start

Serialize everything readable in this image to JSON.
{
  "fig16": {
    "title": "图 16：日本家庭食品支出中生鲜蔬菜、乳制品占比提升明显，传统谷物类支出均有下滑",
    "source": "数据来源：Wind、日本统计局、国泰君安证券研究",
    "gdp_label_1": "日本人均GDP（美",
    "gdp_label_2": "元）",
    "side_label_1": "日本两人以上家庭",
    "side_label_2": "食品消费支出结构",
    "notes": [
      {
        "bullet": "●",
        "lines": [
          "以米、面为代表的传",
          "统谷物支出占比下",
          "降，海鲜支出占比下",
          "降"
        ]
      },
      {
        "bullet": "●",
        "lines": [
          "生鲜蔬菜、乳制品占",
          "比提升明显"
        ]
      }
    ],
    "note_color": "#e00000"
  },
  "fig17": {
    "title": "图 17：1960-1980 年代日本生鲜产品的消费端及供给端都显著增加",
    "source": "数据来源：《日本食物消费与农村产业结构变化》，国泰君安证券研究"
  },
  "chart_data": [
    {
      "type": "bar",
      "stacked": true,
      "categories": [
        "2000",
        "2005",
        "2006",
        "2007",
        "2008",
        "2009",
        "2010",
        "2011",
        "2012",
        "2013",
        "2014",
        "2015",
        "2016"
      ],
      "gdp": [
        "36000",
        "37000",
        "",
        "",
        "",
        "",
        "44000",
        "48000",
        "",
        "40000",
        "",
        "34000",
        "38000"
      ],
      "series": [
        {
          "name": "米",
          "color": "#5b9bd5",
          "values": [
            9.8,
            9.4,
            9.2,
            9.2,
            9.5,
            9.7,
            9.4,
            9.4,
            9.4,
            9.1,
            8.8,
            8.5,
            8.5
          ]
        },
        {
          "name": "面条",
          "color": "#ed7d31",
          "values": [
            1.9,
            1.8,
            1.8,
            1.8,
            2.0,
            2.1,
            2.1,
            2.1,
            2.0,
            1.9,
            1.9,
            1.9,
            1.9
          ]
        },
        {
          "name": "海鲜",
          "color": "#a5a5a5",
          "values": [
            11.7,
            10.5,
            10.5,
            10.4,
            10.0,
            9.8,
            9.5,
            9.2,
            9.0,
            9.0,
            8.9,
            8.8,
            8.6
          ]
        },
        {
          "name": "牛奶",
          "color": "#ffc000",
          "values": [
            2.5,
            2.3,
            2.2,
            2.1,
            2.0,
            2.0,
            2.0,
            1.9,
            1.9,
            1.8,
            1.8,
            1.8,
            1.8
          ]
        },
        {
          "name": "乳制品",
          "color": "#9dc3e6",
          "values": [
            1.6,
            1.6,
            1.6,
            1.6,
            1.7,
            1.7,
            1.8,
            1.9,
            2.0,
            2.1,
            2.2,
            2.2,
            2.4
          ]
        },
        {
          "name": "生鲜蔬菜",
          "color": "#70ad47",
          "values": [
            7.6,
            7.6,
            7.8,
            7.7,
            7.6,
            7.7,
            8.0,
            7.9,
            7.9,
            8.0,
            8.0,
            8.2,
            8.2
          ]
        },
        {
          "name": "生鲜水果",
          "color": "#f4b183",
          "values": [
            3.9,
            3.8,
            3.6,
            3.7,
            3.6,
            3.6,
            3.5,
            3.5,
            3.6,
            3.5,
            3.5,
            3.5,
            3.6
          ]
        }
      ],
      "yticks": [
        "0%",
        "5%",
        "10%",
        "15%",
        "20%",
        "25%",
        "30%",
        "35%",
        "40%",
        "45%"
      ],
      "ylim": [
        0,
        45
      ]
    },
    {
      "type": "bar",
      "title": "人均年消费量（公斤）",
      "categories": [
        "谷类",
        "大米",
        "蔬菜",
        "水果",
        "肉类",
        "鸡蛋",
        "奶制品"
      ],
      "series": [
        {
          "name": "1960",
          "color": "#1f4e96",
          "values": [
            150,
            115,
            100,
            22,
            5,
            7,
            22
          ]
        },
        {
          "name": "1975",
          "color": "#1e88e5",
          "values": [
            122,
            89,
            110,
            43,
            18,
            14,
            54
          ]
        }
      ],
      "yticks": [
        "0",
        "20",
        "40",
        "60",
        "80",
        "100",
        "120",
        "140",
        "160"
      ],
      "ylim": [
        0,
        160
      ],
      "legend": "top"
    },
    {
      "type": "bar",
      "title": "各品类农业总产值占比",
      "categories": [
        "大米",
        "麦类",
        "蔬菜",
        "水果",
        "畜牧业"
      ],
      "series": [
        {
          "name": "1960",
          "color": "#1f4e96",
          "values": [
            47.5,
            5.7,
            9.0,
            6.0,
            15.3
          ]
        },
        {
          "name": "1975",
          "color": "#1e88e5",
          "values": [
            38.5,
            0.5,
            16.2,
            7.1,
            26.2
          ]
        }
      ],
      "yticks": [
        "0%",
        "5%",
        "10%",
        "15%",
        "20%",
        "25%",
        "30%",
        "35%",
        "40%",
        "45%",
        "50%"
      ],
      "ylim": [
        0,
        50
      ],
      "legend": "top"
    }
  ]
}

end

Count every line in the listing above that holds "source", then report only the count.

**The result:** 2